* [Task statement] Turn the part of the data that opens with the line containing "Text: 67900N: 67900N: [268, 52, 303, 61]" and closes with the line containing "Bar: [155, 175, 170, 187]" into a numbered list, leaving out any blank lines.

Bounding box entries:

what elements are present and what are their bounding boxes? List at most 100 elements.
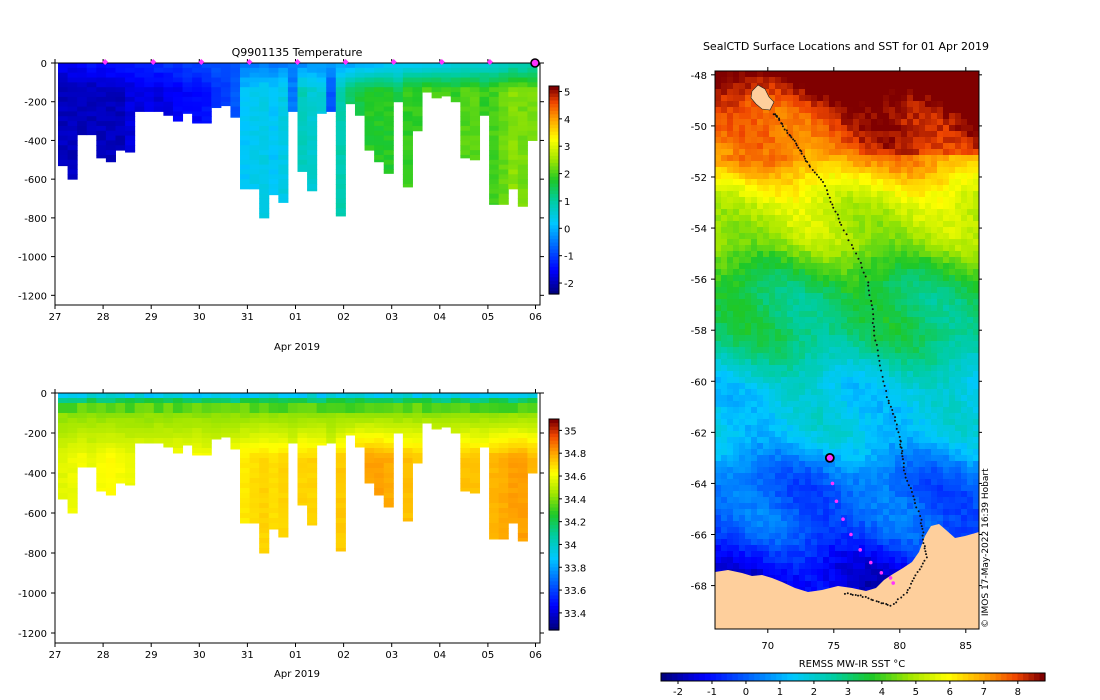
temperature-cell <box>335 67 346 74</box>
sst-cell <box>853 221 860 228</box>
sst-cell <box>733 365 740 372</box>
temperature-cell <box>278 154 289 161</box>
salinity-cell <box>374 408 385 414</box>
sst-cell <box>745 221 752 228</box>
sst-cell <box>937 287 944 294</box>
sst-cell <box>967 77 974 84</box>
sst-cell <box>817 131 824 138</box>
salinity-cell <box>383 418 394 424</box>
sst-cell <box>949 287 956 294</box>
sst-cell <box>901 263 908 270</box>
salinity-cell <box>307 513 318 519</box>
temperature-cell <box>307 87 318 93</box>
sst-cell <box>715 311 722 318</box>
salinity-cell <box>307 433 318 439</box>
sst-cell <box>949 395 956 402</box>
sst-cell <box>865 245 872 252</box>
temperature-cell <box>259 150 270 156</box>
temperature-cell <box>422 72 433 79</box>
sst-cell <box>901 203 908 210</box>
salinity-cell <box>297 408 308 414</box>
sst-cell <box>775 425 782 432</box>
sst-cell <box>847 287 854 294</box>
sst-cell <box>961 227 968 234</box>
sst-cell <box>823 263 830 270</box>
sst-cell <box>847 89 854 96</box>
sst-cell <box>739 425 746 432</box>
sst-cell <box>913 239 920 246</box>
sst-cell <box>871 449 878 456</box>
sst-cell <box>769 125 776 132</box>
sst-cell <box>973 383 979 390</box>
sst-cell <box>751 101 758 108</box>
salinity-cell <box>249 503 260 509</box>
sst-cell <box>895 71 902 78</box>
sst-cell <box>847 311 854 318</box>
sst-cell <box>907 125 914 132</box>
sst-cell <box>841 389 848 396</box>
temperature-ytick-label: 0 <box>41 59 47 70</box>
temperature-cell <box>278 77 289 83</box>
sst-cell <box>913 71 920 78</box>
temperature-cell <box>105 77 116 83</box>
salinity-cell <box>316 423 327 429</box>
salinity-cell <box>508 493 519 499</box>
salinity-cell <box>220 428 231 434</box>
salinity-cell <box>354 438 366 444</box>
sst-cell <box>961 287 968 294</box>
temperature-colorbar-segment <box>549 203 559 208</box>
salinity-cell <box>469 473 481 479</box>
sst-cell <box>865 119 872 126</box>
sst-cell <box>763 185 770 192</box>
sst-cell <box>805 203 812 210</box>
temperature-cell <box>134 67 145 74</box>
sst-cell <box>877 203 884 210</box>
sst-cell <box>925 293 932 300</box>
salinity-cell <box>240 463 251 469</box>
sst-cell <box>829 341 836 348</box>
temperature-cell <box>240 77 251 83</box>
sst-cell <box>733 227 740 234</box>
sst-cell <box>955 119 962 126</box>
temperature-cell <box>307 184 318 190</box>
sst-cell <box>715 71 722 78</box>
temperature-cell <box>67 125 78 132</box>
temperature-cell <box>498 63 509 69</box>
temperature-cell <box>211 77 222 83</box>
sst-cell <box>715 263 722 270</box>
sst-cell <box>829 203 836 210</box>
sst-cell <box>877 461 884 468</box>
sst-cell <box>721 137 728 144</box>
sst-cell <box>787 449 794 456</box>
sst-cell <box>805 437 812 444</box>
sst-cell <box>889 143 896 150</box>
sst-cell <box>943 359 950 366</box>
sst-cell <box>733 173 740 180</box>
temperature-cell <box>134 72 145 79</box>
sst-cell <box>949 173 956 180</box>
temperature-cell <box>335 150 346 156</box>
salinity-cell <box>259 473 270 479</box>
temperature-cell <box>287 92 298 98</box>
sst-cell <box>835 155 842 162</box>
sst-cell <box>841 293 848 300</box>
sst-cell <box>829 173 836 180</box>
temperature-cell <box>383 67 394 74</box>
sst-cell <box>967 419 974 426</box>
sst-cell <box>829 419 836 426</box>
sst-cell <box>823 161 830 168</box>
temperature-cell <box>498 135 509 141</box>
temperature-cell <box>153 77 164 83</box>
sst-cell <box>895 113 902 120</box>
temperature-cell <box>307 116 318 122</box>
temperature-colorbar-segment <box>549 155 559 160</box>
salinity-cell <box>240 473 251 479</box>
sst-cell <box>883 389 890 396</box>
sst-cell <box>907 299 914 306</box>
sst-cell <box>841 173 848 180</box>
sst-cell <box>943 77 950 84</box>
sst-cell <box>955 275 962 282</box>
salinity-cell <box>115 408 126 414</box>
salinity-cell <box>469 433 481 439</box>
sst-cell <box>745 131 752 138</box>
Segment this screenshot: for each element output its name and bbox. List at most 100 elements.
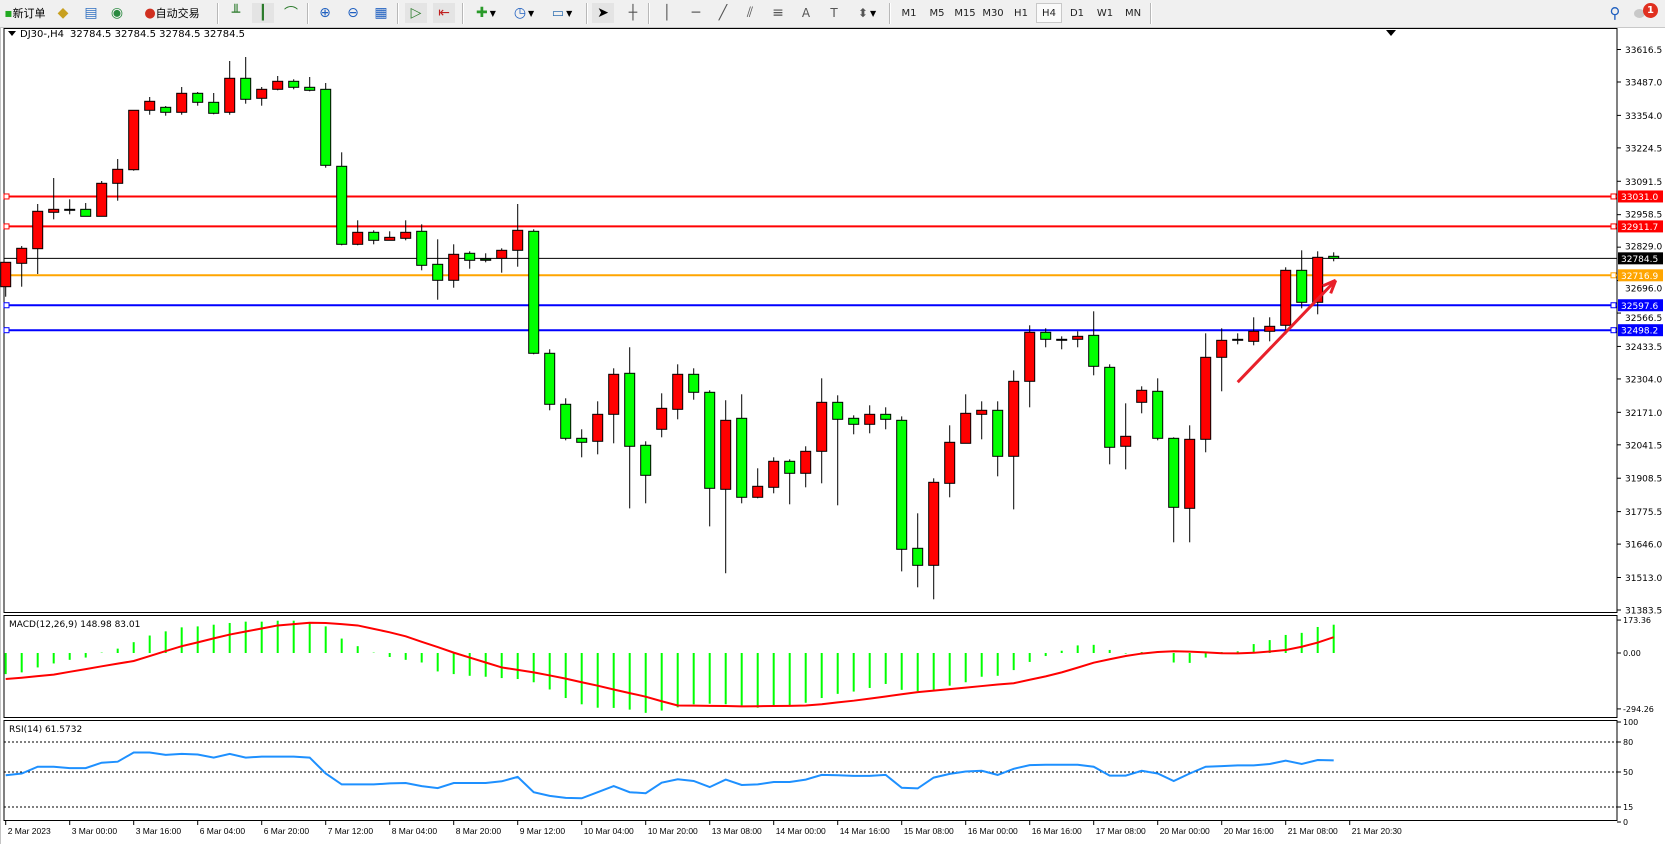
chart-canvas[interactable]: 33616.5 33487.0 33354.0 33224.5 33091.5 32958… [0,28,1665,844]
tile-windows-icon[interactable]: ▦ [374,5,388,21]
timeframe-m5-button[interactable]: M5 [929,7,945,19]
candle [928,478,940,600]
timeframe-d1-button[interactable]: D1 [1069,7,1085,19]
candle [1040,328,1052,348]
fibonacci-icon[interactable]: ≡ [772,5,784,21]
candle-body [304,86,316,91]
candle-body [1136,389,1148,403]
price-axis-label: 33091.5 [1625,178,1662,188]
indicators-button[interactable]: ✚ ▼ [470,3,502,23]
candle [736,394,748,504]
candle-body [368,231,380,241]
candle [1008,370,1020,510]
equidistant-channel-icon[interactable]: ⫽ [746,5,754,21]
timeframe-m30-button[interactable]: M30 [982,7,1004,19]
candle [768,457,780,494]
toolbar: ▪ 新订单 ◆ ▤ ◉ ● 自动交易 ╨ ┃ ⌒ ⊕ ⊖ ▦ ▷ ⇤ ✚ ▼ ◷ ▼ ▭… [0,0,1665,28]
rsi-axis-label: 80 [1623,738,1633,747]
candle [368,230,380,245]
gold-icon[interactable]: ◆ [57,5,69,21]
line-handle-right[interactable] [1610,223,1617,230]
chart-window[interactable]: 33616.5 33487.0 33354.0 33224.5 33091.5 32958… [0,28,1665,844]
candle-body [1200,356,1212,440]
horizontal-line-icon[interactable]: ─ [691,5,701,21]
candle [16,246,28,287]
new-order-button[interactable]: ▪ 新订单 [4,6,46,20]
auto-scroll-icon[interactable]: ▷ [405,3,427,23]
candle [784,459,796,505]
trendline-icon[interactable]: ╱ [718,5,728,21]
candle [640,441,652,504]
search-icon[interactable]: ⚲ [1609,4,1621,22]
candle-body [480,258,492,261]
zoom-out-icon[interactable]: ⊖ [347,5,359,21]
candlestick-icon[interactable]: ┃ [252,3,274,23]
separator [889,3,891,24]
candle-body [144,100,156,111]
timeframe-m15-button[interactable]: M15 [954,7,976,19]
price-axis-label: 31513.0 [1625,574,1662,584]
notification-button[interactable]: 1 [1632,3,1660,23]
timeframe-w1-button[interactable]: W1 [1096,7,1114,19]
line-handle-left[interactable] [3,223,10,230]
candle [512,203,524,267]
line-handle-right[interactable] [1610,327,1617,334]
line-handle-left[interactable] [3,327,10,334]
line-chart-icon[interactable]: ⌒ [284,6,298,22]
cursor-icon[interactable]: ➤ [592,3,614,23]
candle-body [512,229,524,251]
timeframe-h4-button[interactable]: H4 [1036,3,1062,23]
bar-chart-icon[interactable]: ╨ [231,5,241,21]
text-icon[interactable]: A [801,6,811,20]
timeframe-m1-button[interactable]: M1 [901,7,917,19]
timeframe-mn-button[interactable]: MN [1124,7,1142,19]
candle-body [256,88,268,99]
zoom-in-icon[interactable]: ⊕ [319,5,331,21]
chart-shift-icon[interactable]: ⇤ [433,3,455,23]
time-axis-label: 6 Mar 04:00 [200,826,246,836]
price-line-label-box [1618,220,1663,233]
candle [240,57,252,104]
line-handle-right[interactable] [1610,272,1617,279]
arrows-button[interactable]: ⬍ ▼ [852,3,882,23]
line-handle-right[interactable] [1610,193,1617,200]
price-axis-label: 31775.5 [1625,508,1662,518]
chart-shift-marker-icon[interactable] [1386,30,1396,36]
chart-menu-triangle-icon[interactable] [8,31,16,36]
candle [688,368,700,400]
rsi-panel [3,720,1618,821]
crosshair-icon[interactable]: ┼ [628,5,638,21]
vertical-line-icon[interactable]: │ [662,5,672,21]
chevron-down-icon: ▼ [566,8,573,18]
candle [1056,336,1068,350]
data-window-icon[interactable]: ▤ [84,5,98,21]
time-axis-label: 17 Mar 08:00 [1096,826,1146,836]
candle-body [560,403,572,439]
candle-body [848,417,860,425]
templates-button[interactable]: ▭ ▼ [546,3,578,23]
auto-trading-button[interactable]: ● 自动交易 [144,5,200,21]
line-handle-left[interactable] [3,302,10,309]
price-axis-label: 33224.5 [1625,144,1662,154]
line-handle-right[interactable] [1610,302,1617,309]
candle [1248,317,1260,346]
candle-body [32,210,44,250]
signal-icon[interactable]: ◉ [110,5,124,21]
text-label-icon[interactable]: T [830,6,838,20]
candle [1136,386,1148,414]
rsi-axis-label: 0 [1623,818,1628,827]
candle [560,398,572,441]
candle-body [80,208,92,217]
new-order-icon: ▪ [4,6,13,20]
candle [96,181,108,217]
candle-body [464,252,476,261]
timeframe-h1-button[interactable]: H1 [1014,7,1028,19]
candle [624,347,636,509]
candle [816,378,828,484]
periods-button[interactable]: ◷ ▼ [508,3,540,23]
candle-body [64,208,76,211]
candle [48,178,60,220]
line-handle-left[interactable] [3,193,10,200]
annotation-arrow[interactable] [1236,279,1337,384]
candle [464,251,476,269]
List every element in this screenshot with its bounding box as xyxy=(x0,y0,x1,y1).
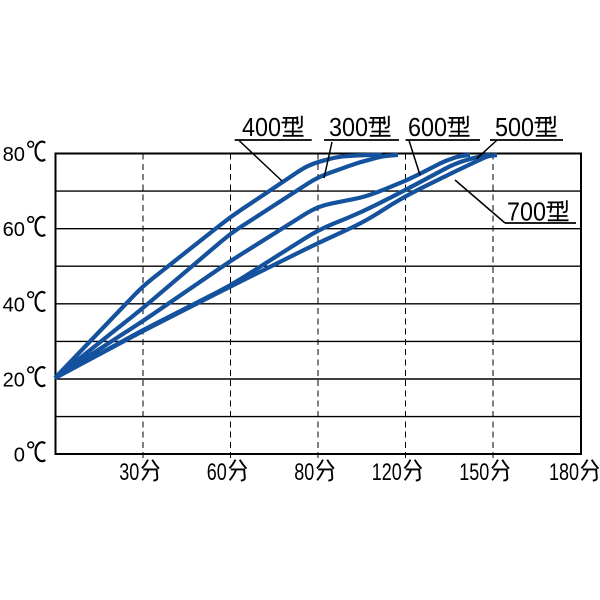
svg-text:60: 60 xyxy=(3,218,25,241)
svg-text:20: 20 xyxy=(3,369,25,392)
svg-text:30: 30 xyxy=(119,459,139,486)
svg-text:500: 500 xyxy=(495,112,534,142)
svg-text:40: 40 xyxy=(3,293,25,316)
svg-text:600: 600 xyxy=(408,112,447,142)
svg-text:150: 150 xyxy=(459,459,489,486)
svg-text:60: 60 xyxy=(207,459,227,486)
svg-text:400: 400 xyxy=(242,112,281,142)
svg-text:700: 700 xyxy=(507,197,546,227)
svg-text:80: 80 xyxy=(3,143,25,166)
svg-text:0: 0 xyxy=(14,444,25,467)
svg-text:300: 300 xyxy=(329,112,368,142)
svg-text:120: 120 xyxy=(372,459,402,486)
svg-text:180: 180 xyxy=(549,459,579,486)
svg-text:80: 80 xyxy=(294,459,314,486)
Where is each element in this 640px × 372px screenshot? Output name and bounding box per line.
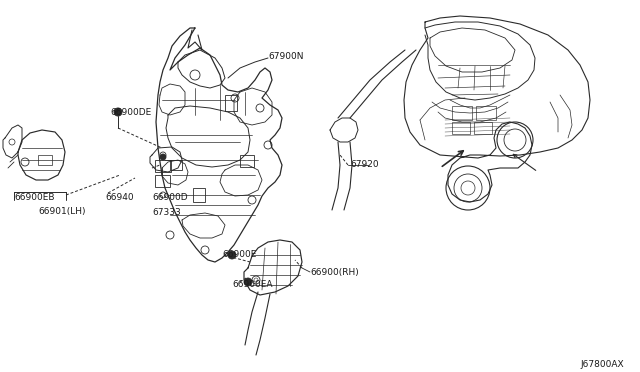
Text: 67900N: 67900N: [268, 52, 303, 61]
Text: 66900E: 66900E: [222, 250, 257, 259]
Bar: [452, 106, 472, 120]
Bar: [474, 122, 492, 134]
Bar: [225, 95, 237, 111]
Text: 66901(LH): 66901(LH): [38, 207, 86, 216]
Text: 66900EA: 66900EA: [232, 280, 273, 289]
Circle shape: [160, 154, 166, 160]
Text: 66900D: 66900D: [152, 193, 188, 202]
Bar: [170, 160, 182, 170]
Circle shape: [244, 278, 252, 286]
Bar: [193, 188, 205, 202]
Bar: [476, 106, 496, 120]
Bar: [155, 175, 170, 187]
Text: 66940: 66940: [105, 193, 134, 202]
Text: 66900(RH): 66900(RH): [310, 268, 359, 277]
Text: 66900DE: 66900DE: [110, 108, 151, 117]
Text: J67800AX: J67800AX: [580, 360, 623, 369]
Bar: [240, 155, 254, 167]
Text: 67920: 67920: [350, 160, 379, 169]
Bar: [155, 160, 171, 172]
Text: 66900EB: 66900EB: [14, 193, 54, 202]
Text: 67333: 67333: [152, 208, 180, 217]
Bar: [452, 122, 470, 134]
Circle shape: [114, 108, 122, 116]
Circle shape: [228, 251, 236, 259]
Bar: [38, 155, 52, 165]
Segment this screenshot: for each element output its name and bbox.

* [The output]
1. Text: 67900N: 67900N: [268, 52, 303, 61]
2. Text: 66900E: 66900E: [222, 250, 257, 259]
3. Bar: [452, 106, 472, 120]
4. Bar: [474, 122, 492, 134]
5. Bar: [225, 95, 237, 111]
6. Text: 66901(LH): 66901(LH): [38, 207, 86, 216]
7. Text: 66900EA: 66900EA: [232, 280, 273, 289]
8. Circle shape: [160, 154, 166, 160]
9. Text: 66900D: 66900D: [152, 193, 188, 202]
10. Bar: [170, 160, 182, 170]
11. Circle shape: [244, 278, 252, 286]
12. Bar: [193, 188, 205, 202]
13. Bar: [476, 106, 496, 120]
14. Bar: [155, 175, 170, 187]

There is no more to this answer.